> Consigne 1:
D'après le passage sur la bande dessinée, quelle est la moyenne d'âge des spectateurs d'une fiction télévisée nationale ?
> Consigne 2:
Recopiez mot pour mot, dans le passage sur la bande dessinée, tout ce qui va de « En quoi la bande » jusqu'à « dessinée au cinéma. ».

En quoi la bande dessinée intéresse-t-elle le CNC ?
Le 9ème art est, de très longue date, une source d’inspiration pour les créateurs du cinéma et de l’audiovisuel. Le cinéma et surtout les séries recherchent des auteurs de qualité et vont régulièrement les chercher à l’étranger. Nous pensons donc qu’il faut encourager les nouvelles générations d’auteurs français capables de circuler de façon agile d’un genre à l’autre : de l’écrit à l’audiovisuel, de la bande dessinée au cinéma.
Par ailleurs, diversifier le profil des auteurs c’est aussi diversifier les œuvres ! Or, la préoccupation majeure pour le CNC, c’est de voir le jeune public se détourner de la création française. La moyenne d’âge des spectateurs d’une fiction télévisée nationale s’établit à 63 ans et celui des salles de cinéma à 53 ans ! Il est vrai que les salles n’ont jamais été aussi fréquentées qu’aujourd’hui, mais le public de moins de 25 ans ne représente plus que 28% des entrées contre 38% voici dix ans…
Et ces jeunes ne vont quasiment plus voir de films français, mais des films américains et particulièrement les franchises de Disney, de Pixar… Il faut renouer avec ce public et pour cela le surprendre, l’émerveiller, mais aussi lui faire des propositions artistiques qui soient en phase avec ses préoccupations. Il faut lui prouver que la création la plus inventive ne loge pas seulement du côté du jeu vidéo ou… de la bande dessinée !

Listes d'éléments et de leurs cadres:

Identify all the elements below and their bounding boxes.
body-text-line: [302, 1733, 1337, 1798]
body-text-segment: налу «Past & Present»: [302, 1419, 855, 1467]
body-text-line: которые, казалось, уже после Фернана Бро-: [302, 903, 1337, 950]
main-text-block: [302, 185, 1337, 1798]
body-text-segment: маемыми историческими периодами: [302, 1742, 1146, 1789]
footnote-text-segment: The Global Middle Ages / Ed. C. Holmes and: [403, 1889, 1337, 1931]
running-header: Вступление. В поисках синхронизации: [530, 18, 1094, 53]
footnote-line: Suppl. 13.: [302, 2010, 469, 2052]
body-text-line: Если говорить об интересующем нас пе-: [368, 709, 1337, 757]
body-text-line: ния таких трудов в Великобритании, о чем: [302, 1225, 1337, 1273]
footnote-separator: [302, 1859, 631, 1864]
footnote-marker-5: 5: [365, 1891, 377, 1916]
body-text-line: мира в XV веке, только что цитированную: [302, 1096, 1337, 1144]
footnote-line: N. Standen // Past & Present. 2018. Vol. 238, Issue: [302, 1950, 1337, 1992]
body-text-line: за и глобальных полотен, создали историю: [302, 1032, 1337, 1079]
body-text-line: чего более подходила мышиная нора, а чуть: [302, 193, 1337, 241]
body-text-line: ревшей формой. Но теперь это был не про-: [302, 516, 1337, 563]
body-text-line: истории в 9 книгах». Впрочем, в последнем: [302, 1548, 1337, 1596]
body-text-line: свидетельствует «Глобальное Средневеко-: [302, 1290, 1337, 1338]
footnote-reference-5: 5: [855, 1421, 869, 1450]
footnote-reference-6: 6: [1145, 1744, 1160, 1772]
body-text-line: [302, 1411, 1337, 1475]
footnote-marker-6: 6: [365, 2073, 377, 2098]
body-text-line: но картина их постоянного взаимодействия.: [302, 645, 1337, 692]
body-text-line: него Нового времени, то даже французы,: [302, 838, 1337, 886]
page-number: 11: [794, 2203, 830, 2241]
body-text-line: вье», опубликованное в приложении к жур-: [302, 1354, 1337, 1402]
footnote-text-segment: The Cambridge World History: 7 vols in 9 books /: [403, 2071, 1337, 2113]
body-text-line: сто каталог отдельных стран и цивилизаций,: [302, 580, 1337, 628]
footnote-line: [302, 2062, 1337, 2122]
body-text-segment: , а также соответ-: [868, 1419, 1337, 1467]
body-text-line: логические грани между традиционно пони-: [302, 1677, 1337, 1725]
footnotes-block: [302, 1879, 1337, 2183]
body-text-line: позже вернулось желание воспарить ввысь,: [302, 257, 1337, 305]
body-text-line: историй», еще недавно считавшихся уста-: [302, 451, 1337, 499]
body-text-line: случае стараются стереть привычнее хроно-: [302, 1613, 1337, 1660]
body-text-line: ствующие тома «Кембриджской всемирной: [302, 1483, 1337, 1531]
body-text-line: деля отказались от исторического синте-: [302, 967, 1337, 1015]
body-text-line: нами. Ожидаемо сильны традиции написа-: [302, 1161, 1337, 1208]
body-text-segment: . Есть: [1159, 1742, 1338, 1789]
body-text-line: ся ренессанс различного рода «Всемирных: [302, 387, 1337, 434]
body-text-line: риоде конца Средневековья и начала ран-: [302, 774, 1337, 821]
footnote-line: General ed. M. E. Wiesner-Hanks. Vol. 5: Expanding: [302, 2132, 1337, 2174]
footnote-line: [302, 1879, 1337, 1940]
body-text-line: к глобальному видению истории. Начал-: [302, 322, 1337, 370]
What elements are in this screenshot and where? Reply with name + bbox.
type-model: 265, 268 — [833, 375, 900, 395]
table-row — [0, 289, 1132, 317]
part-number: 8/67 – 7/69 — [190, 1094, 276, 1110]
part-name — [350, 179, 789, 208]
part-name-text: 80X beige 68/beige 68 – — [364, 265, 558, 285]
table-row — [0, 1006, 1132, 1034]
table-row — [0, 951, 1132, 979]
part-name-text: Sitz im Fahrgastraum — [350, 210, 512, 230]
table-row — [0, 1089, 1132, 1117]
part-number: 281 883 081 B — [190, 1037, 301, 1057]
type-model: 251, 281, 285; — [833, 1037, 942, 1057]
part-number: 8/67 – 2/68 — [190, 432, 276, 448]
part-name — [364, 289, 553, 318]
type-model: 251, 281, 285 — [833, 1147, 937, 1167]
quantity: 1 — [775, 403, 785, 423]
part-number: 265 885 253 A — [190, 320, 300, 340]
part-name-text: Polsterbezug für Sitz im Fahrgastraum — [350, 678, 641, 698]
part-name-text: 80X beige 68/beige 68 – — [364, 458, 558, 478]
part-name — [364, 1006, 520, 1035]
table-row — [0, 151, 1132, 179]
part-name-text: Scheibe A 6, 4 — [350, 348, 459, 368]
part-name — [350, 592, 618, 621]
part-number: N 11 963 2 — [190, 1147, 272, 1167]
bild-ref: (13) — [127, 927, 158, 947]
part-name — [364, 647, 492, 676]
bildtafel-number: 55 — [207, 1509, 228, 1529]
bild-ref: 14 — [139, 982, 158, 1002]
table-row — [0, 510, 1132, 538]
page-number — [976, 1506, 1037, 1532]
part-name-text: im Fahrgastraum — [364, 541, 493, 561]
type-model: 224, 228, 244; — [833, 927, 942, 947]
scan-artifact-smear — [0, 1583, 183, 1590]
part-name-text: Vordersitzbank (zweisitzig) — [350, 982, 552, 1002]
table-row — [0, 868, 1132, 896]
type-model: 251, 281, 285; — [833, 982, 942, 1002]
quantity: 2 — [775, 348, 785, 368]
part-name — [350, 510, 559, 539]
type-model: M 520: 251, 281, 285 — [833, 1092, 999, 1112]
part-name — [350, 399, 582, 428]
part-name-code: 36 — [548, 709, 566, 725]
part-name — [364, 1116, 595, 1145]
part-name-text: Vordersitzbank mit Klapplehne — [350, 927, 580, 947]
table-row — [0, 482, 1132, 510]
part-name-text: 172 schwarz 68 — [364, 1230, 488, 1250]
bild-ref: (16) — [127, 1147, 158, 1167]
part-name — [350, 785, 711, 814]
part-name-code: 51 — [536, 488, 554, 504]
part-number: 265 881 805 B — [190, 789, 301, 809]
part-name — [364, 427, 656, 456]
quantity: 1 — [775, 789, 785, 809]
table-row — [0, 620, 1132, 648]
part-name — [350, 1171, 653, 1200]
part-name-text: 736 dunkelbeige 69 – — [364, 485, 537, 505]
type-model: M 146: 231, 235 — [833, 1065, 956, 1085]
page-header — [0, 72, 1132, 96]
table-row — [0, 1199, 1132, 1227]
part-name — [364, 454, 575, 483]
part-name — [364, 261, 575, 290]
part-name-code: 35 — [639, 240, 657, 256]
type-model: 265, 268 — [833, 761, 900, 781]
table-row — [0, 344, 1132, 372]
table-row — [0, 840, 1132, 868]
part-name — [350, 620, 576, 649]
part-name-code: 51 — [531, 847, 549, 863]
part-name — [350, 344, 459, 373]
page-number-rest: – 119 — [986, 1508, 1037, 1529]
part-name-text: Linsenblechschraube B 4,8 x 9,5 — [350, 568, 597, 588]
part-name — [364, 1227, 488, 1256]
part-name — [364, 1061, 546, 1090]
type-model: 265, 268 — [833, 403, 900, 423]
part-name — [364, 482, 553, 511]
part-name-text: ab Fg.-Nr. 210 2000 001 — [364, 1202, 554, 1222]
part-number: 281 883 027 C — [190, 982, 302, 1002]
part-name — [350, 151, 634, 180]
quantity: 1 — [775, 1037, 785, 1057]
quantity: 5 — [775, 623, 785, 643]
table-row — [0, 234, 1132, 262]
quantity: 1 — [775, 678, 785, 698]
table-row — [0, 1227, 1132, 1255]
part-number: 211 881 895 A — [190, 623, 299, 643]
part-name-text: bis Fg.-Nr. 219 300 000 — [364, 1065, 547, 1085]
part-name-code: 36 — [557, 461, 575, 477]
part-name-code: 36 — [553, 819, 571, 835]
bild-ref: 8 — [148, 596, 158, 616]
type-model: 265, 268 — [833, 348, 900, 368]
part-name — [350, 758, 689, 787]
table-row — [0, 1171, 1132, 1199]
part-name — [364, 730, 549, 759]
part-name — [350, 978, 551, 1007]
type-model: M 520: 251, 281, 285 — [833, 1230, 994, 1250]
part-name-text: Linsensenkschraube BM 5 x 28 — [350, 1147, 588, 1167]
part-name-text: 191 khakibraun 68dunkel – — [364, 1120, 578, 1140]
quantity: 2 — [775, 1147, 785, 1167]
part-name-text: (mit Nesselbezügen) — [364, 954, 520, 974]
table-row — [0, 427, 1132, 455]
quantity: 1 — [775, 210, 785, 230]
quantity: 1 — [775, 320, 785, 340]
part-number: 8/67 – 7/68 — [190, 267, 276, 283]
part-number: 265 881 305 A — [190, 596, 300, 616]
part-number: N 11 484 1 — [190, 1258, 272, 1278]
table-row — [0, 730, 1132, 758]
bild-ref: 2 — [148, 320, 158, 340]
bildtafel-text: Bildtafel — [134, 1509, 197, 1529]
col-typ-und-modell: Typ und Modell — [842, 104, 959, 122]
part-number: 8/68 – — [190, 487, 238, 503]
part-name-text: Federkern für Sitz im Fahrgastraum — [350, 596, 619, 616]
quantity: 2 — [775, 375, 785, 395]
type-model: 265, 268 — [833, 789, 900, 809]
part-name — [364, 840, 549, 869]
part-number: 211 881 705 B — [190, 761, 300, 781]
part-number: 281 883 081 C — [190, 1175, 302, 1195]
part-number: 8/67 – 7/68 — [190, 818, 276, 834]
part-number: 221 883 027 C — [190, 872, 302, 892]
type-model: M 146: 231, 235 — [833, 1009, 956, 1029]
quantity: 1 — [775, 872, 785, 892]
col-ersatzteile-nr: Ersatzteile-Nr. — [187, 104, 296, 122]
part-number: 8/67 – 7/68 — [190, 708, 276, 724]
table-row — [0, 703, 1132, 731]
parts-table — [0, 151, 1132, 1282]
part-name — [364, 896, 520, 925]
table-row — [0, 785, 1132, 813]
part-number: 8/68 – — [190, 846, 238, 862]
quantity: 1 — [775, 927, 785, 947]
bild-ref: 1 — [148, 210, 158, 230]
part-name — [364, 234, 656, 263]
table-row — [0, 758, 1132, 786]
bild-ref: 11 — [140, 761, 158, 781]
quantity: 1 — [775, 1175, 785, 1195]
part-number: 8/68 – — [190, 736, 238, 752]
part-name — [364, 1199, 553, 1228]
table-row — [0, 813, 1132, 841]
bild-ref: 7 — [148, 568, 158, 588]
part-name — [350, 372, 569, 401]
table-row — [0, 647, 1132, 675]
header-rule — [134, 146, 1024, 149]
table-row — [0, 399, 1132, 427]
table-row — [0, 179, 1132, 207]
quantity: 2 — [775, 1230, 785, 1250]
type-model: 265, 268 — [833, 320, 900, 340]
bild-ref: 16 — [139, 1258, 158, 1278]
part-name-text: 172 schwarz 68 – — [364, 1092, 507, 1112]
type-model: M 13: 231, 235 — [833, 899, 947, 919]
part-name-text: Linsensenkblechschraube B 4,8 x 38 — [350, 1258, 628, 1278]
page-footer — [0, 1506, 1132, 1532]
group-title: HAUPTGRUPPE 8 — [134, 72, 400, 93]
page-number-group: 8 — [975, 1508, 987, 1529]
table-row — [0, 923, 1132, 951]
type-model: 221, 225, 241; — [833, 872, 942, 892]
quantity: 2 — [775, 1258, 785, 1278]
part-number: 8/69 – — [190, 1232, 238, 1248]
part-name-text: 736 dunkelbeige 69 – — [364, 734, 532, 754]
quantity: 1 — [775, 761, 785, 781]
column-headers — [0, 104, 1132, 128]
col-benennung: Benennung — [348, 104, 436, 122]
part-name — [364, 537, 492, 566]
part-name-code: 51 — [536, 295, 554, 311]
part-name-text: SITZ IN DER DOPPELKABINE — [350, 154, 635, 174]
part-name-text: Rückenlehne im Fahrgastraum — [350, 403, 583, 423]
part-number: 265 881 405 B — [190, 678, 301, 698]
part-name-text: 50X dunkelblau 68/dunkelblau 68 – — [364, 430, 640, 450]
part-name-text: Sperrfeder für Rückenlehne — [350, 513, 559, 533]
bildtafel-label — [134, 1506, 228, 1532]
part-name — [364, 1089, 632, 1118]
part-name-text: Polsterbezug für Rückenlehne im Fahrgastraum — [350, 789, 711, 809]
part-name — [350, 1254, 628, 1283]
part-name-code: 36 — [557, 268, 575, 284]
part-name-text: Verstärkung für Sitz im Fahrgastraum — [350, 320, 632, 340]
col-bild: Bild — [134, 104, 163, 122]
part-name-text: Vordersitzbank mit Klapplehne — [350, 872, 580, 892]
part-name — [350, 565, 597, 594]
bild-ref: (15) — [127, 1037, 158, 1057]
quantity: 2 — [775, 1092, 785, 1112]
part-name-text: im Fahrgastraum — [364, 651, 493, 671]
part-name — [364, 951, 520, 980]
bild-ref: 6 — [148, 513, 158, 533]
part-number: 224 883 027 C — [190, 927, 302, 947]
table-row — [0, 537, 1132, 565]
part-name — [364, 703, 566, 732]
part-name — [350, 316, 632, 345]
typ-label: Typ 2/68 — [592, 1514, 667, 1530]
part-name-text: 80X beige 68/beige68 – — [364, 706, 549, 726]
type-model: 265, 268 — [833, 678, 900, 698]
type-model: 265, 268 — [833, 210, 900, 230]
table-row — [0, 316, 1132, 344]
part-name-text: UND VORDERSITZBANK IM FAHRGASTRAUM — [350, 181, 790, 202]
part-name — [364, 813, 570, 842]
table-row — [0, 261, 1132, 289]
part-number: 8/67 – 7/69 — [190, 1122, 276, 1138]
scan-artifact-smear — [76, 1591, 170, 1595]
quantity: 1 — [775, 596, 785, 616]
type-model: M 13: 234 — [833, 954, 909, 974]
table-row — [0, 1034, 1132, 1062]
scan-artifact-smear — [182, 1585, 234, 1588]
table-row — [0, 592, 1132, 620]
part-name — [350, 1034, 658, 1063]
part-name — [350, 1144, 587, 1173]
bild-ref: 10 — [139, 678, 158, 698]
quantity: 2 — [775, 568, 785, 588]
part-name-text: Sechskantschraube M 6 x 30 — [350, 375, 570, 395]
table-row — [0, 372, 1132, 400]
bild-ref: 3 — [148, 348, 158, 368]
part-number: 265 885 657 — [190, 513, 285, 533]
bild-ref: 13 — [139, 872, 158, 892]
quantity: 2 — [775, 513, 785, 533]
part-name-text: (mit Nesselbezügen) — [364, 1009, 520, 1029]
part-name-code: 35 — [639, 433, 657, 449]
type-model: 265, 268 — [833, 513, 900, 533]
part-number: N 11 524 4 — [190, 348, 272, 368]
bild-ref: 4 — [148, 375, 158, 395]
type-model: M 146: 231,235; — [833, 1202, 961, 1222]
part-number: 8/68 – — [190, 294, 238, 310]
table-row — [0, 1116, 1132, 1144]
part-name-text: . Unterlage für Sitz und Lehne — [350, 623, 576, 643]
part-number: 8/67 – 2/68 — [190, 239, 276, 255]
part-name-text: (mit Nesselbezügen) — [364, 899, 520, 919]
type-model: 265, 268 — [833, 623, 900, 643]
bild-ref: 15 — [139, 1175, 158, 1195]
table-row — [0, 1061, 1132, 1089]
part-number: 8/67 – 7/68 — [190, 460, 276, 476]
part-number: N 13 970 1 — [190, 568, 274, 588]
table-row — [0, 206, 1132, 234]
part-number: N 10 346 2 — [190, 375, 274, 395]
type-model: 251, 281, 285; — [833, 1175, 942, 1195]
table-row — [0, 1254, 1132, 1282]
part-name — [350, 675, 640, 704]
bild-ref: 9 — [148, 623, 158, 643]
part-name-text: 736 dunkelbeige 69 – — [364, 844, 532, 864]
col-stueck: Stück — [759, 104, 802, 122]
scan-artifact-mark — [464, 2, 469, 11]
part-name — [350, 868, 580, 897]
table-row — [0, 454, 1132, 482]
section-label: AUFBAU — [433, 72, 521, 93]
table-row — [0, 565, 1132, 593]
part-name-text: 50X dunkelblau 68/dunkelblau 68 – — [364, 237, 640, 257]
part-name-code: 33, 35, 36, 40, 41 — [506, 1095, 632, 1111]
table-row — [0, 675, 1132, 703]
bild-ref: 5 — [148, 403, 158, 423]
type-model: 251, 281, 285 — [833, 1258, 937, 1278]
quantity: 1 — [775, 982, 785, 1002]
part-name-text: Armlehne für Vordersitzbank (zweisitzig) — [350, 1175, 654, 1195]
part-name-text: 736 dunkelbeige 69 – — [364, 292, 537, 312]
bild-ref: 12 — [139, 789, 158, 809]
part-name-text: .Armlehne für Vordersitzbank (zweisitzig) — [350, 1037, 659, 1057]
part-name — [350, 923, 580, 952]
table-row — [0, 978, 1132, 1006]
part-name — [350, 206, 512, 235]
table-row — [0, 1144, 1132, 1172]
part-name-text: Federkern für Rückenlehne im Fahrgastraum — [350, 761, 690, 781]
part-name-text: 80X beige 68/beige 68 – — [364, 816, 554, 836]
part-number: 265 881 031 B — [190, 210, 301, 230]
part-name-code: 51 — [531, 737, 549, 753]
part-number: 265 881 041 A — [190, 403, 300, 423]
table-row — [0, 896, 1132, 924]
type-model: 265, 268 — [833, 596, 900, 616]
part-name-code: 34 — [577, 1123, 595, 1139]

> Bonne réponse 1:
63 ans.

> Bonne réponse 2:
En quoi la bande dessinée intéresse-t-elle le CNC ?
Le 9ème art est, de très longue date, une source d’inspiration pour les créateurs du cinéma et de l’audiovisuel. Le cinéma et surtout les séries recherchent des auteurs de qualité et vont régulièrement les chercher à l’étranger. Nous pensons donc qu’il faut encourager les nouvelles générations d’auteurs français capables de circuler de façon agile d’un genre à l’autre : de l’écrit à l’audiovisuel, de la bande dessinée au cinéma.